## Begin SOURCE DOCUMENT

What will you learn in this guide?

You will gain an understanding of a number of key areas including:

  • Language
  • Religion and beliefs
  • Culture and society
  • Social etiquette and customs
  • Business culture and etiquette

kazakh boy on horse

You can't understand Kazakhs without understanding their connection to horses. Photo taken in Kolsai Lake by Rosie Blamey on Unsplash

Facts and Statistics

Location: Central Asia, northwest of China; a small portion west of the Ural River in eastern-most Europe

Capital: Nur Sultan.  The name of the capital city was change in 2019 from Astana to honour the long-ruling Kazakh President Nursultan Nazarbayev

Climate: continental, cold winters and hot summers, arid and semiarid

Population: 18+ million (2019 est.)

## End SOURCE DOCUMENT

- [EXERCISES TO COMPLETE]:
A – Could you transcribe the stretch of the Kazakhstan guide from "Capital: Nur Sultan.  The" through "million (2019 est.)"?
B – Answer these questions from the Kazakhstan guide:
(i) What animal does the guide say you must understand Kazakhs' connection to?
(ii) What kind of winters does the climate have?
(iii) What is the 2019 population estimate?

## Begin DATASET RECORDS

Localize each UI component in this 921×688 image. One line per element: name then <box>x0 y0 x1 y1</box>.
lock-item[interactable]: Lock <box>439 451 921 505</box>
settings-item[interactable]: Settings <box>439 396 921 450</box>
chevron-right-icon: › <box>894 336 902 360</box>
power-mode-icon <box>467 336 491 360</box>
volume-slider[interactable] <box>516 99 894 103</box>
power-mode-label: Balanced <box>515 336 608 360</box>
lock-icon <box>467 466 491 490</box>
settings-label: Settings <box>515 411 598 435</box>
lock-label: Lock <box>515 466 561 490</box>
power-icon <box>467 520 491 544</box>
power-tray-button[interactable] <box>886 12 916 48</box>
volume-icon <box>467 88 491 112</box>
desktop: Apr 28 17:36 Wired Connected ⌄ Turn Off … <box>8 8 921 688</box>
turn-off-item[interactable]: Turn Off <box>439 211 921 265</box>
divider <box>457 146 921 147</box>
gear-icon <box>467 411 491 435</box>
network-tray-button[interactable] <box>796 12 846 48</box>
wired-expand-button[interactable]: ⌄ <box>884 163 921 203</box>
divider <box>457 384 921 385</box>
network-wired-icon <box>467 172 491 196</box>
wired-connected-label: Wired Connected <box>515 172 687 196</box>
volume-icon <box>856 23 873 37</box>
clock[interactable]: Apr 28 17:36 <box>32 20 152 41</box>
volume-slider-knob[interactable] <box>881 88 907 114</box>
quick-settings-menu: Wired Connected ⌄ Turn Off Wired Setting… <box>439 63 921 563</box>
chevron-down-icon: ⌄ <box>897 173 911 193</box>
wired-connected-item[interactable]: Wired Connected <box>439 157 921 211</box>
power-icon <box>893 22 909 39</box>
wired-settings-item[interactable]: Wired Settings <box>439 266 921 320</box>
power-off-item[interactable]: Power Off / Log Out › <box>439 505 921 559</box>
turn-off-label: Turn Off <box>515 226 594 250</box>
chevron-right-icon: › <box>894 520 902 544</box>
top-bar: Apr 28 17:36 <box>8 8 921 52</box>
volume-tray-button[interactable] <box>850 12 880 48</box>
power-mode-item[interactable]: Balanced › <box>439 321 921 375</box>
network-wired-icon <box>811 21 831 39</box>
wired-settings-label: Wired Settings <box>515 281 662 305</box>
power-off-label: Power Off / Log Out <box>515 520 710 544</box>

## End DATASET RECORDS

- [EXPECTED RESPONSES]:
A –
Capital: Nur Sultan.  The name of the capital city was change in 2019 from Astana to honour the long-ruling Kazakh President Nursultan Nazarbayev

Climate: continental, cold winters and hot summers, arid and semiarid

Population: 18+ million (2019 est.)

B –
(i) Horses
(ii) Cold winters
(iii) 18+ million